▸ BRIEF:
Copy each line of the records that contains the word "Reports".

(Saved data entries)

★ ★ ★ ★ ★

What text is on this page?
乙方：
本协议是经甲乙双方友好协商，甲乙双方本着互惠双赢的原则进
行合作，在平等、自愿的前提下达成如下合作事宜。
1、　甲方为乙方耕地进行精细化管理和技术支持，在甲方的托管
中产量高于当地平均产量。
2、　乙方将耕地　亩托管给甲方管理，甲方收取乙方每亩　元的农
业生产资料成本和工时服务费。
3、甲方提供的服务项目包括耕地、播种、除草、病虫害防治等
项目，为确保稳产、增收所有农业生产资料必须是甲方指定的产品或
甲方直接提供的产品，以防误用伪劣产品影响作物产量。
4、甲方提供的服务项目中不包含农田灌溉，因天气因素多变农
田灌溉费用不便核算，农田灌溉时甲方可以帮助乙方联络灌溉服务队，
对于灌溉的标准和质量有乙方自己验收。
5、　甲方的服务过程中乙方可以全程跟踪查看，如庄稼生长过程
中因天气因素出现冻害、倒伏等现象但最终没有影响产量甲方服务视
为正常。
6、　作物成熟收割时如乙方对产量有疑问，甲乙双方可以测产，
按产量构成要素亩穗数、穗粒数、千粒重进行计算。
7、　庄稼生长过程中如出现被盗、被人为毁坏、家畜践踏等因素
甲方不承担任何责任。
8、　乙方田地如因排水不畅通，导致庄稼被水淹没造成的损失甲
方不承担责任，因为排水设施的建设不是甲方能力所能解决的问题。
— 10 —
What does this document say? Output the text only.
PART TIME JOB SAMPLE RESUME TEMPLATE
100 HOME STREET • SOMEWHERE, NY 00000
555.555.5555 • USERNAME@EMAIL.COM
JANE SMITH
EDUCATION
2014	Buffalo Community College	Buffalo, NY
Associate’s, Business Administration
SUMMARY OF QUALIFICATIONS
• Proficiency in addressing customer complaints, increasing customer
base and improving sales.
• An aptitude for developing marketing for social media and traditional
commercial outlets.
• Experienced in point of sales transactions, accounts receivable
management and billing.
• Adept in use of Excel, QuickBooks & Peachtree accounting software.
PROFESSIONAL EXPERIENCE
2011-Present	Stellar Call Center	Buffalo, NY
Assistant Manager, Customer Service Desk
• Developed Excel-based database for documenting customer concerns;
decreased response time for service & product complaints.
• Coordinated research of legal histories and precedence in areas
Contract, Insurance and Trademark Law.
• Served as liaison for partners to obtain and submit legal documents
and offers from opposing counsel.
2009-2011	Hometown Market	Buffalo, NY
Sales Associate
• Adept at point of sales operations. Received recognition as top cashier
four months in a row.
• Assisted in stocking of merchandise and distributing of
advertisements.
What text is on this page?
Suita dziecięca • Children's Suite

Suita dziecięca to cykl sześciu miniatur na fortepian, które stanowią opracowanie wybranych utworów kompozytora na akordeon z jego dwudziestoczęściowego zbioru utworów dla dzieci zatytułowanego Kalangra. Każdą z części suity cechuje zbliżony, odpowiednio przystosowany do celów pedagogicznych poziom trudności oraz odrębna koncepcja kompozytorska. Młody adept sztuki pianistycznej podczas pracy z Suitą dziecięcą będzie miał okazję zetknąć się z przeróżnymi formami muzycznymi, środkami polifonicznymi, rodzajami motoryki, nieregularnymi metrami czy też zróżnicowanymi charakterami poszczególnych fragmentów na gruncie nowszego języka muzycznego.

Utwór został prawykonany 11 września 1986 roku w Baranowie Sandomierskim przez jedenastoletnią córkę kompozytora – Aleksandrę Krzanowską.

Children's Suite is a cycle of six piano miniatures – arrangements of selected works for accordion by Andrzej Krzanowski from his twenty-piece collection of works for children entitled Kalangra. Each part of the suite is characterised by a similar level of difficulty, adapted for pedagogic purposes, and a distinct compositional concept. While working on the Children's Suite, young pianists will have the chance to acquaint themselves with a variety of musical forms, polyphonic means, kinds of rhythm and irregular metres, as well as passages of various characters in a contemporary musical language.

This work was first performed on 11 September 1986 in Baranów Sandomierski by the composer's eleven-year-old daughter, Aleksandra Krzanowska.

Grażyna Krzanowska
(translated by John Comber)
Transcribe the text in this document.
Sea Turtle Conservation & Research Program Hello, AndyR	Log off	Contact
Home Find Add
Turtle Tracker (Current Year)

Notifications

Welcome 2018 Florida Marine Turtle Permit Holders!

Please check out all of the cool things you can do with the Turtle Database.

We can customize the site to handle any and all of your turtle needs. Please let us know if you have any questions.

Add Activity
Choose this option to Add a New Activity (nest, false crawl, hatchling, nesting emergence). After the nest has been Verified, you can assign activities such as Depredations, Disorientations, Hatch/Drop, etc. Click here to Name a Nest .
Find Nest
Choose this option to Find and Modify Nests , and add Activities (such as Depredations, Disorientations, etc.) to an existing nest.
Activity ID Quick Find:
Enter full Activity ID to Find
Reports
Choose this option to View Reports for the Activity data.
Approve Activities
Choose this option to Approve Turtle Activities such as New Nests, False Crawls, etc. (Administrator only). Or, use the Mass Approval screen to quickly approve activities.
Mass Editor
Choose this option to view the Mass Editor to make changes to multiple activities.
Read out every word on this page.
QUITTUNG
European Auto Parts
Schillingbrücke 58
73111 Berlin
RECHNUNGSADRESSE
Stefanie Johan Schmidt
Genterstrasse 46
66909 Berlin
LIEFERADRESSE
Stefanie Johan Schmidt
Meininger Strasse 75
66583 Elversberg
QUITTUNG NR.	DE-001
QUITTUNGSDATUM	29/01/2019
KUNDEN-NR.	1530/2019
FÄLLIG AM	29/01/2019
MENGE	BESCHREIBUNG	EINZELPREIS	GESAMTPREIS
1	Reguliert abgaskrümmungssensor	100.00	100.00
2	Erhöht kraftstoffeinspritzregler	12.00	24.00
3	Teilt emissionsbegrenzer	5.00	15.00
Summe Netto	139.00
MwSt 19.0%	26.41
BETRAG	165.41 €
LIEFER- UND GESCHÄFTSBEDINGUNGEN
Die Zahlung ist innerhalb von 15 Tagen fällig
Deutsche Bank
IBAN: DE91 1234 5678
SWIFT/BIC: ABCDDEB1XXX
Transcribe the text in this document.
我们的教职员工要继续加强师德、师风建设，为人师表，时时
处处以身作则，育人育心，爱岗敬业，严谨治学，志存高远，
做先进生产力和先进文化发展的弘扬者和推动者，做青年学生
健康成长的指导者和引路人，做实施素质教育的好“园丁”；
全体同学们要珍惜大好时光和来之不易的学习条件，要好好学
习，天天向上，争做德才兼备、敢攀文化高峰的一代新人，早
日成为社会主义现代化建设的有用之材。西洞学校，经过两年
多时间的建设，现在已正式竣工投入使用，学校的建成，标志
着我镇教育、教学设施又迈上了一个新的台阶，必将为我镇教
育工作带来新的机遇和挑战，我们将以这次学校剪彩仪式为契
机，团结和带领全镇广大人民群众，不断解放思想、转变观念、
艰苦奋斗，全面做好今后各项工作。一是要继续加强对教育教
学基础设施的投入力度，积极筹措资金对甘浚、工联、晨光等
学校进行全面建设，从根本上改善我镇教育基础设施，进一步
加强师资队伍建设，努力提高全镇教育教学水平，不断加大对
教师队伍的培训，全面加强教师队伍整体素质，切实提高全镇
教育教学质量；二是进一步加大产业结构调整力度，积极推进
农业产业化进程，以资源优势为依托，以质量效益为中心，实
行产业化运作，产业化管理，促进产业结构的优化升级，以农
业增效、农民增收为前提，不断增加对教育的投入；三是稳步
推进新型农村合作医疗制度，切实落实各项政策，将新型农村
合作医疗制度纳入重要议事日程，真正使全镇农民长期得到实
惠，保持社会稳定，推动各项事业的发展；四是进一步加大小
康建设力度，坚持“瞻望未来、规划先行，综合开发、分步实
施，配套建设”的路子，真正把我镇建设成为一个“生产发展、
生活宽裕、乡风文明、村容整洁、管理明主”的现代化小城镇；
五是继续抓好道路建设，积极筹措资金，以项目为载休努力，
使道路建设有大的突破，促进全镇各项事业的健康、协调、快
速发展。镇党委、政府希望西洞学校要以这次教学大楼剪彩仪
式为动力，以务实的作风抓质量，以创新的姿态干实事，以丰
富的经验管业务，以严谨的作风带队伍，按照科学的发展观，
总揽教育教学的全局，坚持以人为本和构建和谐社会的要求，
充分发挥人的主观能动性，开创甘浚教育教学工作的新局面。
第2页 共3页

★ ★ ★ ★ ★

▸ OUTPUT:
Reports
Choose this option to View Reports for the Activity data.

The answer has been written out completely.